# INPUT RECORDS:
Start of Block

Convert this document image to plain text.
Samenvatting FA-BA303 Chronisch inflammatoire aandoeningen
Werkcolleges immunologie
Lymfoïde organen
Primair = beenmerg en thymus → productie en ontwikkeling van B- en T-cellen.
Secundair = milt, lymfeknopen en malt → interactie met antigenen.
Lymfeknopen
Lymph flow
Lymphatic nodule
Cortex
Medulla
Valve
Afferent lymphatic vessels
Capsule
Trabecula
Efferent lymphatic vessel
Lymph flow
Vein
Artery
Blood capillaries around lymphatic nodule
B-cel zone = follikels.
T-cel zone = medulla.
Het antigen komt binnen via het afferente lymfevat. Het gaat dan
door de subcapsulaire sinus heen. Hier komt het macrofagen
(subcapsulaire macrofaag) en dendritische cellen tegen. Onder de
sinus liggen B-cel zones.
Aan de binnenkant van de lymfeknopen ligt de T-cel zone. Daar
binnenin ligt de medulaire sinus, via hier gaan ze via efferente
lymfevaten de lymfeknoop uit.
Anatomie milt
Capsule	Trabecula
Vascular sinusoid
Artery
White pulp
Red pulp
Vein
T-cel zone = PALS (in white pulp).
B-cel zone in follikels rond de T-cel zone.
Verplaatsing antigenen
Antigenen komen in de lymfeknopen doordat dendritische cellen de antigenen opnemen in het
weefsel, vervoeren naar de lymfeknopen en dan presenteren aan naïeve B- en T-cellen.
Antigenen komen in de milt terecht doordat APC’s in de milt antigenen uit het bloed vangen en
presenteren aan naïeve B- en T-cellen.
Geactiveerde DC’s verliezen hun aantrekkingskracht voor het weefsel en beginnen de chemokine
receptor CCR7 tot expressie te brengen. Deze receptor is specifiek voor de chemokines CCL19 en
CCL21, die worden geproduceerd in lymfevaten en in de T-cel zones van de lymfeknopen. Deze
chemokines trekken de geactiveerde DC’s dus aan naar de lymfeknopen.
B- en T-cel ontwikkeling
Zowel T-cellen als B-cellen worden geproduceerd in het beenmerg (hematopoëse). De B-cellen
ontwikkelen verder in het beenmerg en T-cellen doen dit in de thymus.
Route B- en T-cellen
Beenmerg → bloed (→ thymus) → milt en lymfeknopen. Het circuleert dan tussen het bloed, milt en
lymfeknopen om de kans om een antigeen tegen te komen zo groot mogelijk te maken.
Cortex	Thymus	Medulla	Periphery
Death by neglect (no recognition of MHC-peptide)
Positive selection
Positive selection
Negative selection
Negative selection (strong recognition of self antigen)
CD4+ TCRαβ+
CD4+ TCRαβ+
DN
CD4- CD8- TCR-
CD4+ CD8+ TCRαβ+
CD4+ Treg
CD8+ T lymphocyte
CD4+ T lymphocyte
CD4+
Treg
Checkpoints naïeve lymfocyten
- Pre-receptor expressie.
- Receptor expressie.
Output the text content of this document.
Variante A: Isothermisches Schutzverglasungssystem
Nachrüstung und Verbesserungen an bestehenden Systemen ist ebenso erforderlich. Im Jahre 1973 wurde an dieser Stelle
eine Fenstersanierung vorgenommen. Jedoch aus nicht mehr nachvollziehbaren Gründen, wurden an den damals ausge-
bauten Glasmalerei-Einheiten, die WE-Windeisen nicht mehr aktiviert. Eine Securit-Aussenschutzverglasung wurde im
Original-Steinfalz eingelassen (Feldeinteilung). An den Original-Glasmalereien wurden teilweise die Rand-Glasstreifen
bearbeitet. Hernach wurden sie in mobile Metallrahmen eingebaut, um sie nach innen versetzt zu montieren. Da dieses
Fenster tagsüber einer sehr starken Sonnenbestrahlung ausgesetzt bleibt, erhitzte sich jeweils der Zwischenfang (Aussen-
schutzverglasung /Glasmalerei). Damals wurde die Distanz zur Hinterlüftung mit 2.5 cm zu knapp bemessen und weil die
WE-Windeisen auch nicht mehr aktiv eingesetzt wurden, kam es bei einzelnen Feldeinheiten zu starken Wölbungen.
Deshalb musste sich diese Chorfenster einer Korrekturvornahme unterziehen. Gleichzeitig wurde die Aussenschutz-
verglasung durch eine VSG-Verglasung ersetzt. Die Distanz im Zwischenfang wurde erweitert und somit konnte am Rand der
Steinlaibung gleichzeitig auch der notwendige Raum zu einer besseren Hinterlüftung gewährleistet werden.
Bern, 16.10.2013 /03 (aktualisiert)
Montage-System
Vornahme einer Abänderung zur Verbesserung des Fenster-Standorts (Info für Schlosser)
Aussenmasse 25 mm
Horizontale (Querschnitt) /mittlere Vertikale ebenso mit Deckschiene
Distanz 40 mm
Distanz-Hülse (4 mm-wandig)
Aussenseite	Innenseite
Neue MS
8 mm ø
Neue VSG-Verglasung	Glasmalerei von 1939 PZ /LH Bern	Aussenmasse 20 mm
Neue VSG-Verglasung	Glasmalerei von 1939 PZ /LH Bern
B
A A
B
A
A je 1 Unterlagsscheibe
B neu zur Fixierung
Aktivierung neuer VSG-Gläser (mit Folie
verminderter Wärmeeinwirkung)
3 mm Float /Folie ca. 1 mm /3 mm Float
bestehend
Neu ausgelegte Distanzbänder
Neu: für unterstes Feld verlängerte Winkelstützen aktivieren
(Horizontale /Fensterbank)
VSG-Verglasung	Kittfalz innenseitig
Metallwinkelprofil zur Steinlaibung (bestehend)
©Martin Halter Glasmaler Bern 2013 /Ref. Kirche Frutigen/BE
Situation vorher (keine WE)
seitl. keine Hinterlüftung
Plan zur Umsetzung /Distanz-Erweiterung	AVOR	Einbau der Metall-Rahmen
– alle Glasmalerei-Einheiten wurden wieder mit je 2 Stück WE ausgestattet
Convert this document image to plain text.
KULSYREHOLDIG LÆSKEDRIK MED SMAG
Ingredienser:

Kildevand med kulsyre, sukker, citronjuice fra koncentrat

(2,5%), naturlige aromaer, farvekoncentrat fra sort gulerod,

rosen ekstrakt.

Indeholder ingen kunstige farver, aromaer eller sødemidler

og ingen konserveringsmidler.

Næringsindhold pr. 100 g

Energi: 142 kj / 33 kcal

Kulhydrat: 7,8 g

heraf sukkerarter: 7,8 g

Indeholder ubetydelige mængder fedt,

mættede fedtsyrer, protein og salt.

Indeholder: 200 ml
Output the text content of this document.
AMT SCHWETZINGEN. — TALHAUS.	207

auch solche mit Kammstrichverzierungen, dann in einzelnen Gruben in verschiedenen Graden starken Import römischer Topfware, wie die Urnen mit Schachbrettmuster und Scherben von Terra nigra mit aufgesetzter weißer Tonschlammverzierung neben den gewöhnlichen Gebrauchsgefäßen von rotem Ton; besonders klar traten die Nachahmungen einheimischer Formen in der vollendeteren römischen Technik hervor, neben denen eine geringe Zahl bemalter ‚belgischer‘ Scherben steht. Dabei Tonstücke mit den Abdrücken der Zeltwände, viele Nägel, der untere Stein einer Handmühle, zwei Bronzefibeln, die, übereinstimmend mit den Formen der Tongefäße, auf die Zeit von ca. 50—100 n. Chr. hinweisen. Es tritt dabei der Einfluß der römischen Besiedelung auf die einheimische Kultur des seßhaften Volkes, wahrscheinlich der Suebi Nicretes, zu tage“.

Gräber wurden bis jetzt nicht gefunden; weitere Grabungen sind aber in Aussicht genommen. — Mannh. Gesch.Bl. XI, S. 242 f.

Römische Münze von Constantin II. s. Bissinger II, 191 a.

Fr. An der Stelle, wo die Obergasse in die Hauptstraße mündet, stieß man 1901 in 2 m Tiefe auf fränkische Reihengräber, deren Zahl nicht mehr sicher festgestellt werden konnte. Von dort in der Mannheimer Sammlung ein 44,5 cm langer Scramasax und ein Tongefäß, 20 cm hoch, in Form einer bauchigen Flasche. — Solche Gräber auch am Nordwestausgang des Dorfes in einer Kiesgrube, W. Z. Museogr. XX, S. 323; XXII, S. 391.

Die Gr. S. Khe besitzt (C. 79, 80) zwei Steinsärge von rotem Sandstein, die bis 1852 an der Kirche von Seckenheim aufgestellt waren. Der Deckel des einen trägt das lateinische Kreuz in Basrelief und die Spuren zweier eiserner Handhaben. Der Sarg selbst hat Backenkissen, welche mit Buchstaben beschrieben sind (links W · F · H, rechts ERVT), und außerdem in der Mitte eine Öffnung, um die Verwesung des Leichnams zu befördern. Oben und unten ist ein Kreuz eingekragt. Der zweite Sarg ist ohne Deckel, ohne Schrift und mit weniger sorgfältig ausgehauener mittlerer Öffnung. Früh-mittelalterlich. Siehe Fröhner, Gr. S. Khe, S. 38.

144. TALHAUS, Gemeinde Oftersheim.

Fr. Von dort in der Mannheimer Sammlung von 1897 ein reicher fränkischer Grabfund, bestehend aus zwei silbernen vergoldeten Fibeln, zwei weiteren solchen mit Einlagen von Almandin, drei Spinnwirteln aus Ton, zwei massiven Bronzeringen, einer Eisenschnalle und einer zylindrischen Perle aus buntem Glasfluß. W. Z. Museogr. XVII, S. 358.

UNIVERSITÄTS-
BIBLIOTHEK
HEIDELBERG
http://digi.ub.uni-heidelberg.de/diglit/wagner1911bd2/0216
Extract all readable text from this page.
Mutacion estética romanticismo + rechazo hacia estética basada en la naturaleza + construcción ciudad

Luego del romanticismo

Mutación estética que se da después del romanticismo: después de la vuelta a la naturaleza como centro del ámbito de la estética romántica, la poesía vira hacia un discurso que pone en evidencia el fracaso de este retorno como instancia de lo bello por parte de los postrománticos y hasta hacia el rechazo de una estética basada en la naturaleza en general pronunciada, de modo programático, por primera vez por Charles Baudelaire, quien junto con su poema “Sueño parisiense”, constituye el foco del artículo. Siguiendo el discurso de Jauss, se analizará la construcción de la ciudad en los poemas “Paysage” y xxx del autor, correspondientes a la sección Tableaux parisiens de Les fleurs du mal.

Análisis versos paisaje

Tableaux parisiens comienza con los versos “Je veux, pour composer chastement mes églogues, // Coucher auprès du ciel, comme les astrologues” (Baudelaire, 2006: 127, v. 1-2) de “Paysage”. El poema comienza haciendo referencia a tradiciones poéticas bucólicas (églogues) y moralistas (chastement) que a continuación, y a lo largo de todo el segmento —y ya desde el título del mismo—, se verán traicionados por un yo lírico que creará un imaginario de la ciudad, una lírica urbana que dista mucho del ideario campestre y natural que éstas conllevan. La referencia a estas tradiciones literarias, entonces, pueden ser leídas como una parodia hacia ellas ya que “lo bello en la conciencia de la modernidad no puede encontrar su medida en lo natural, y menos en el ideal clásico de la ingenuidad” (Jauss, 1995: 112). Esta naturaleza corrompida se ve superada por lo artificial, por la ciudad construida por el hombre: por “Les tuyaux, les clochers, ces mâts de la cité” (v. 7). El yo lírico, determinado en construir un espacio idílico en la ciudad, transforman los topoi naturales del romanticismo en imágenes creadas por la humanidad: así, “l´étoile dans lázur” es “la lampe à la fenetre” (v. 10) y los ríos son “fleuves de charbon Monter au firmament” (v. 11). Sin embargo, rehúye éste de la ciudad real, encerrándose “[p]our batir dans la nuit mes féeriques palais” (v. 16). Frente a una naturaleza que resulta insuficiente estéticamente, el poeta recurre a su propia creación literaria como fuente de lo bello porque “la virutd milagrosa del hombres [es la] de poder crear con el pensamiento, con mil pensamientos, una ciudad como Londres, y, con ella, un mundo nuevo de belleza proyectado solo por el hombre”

End of Block

# WORK REQUIRED:
The word "Deze" appears in some of the lines above. Copy those lines.

# RESPONSE AREA:
receptor CCR7 tot expressie te brengen. Deze receptor is specifiek voor de chemokines CCL19 en
CCL21, die worden geproduceerd in lymfevaten en in de T-cel zones van de lymfeknopen. Deze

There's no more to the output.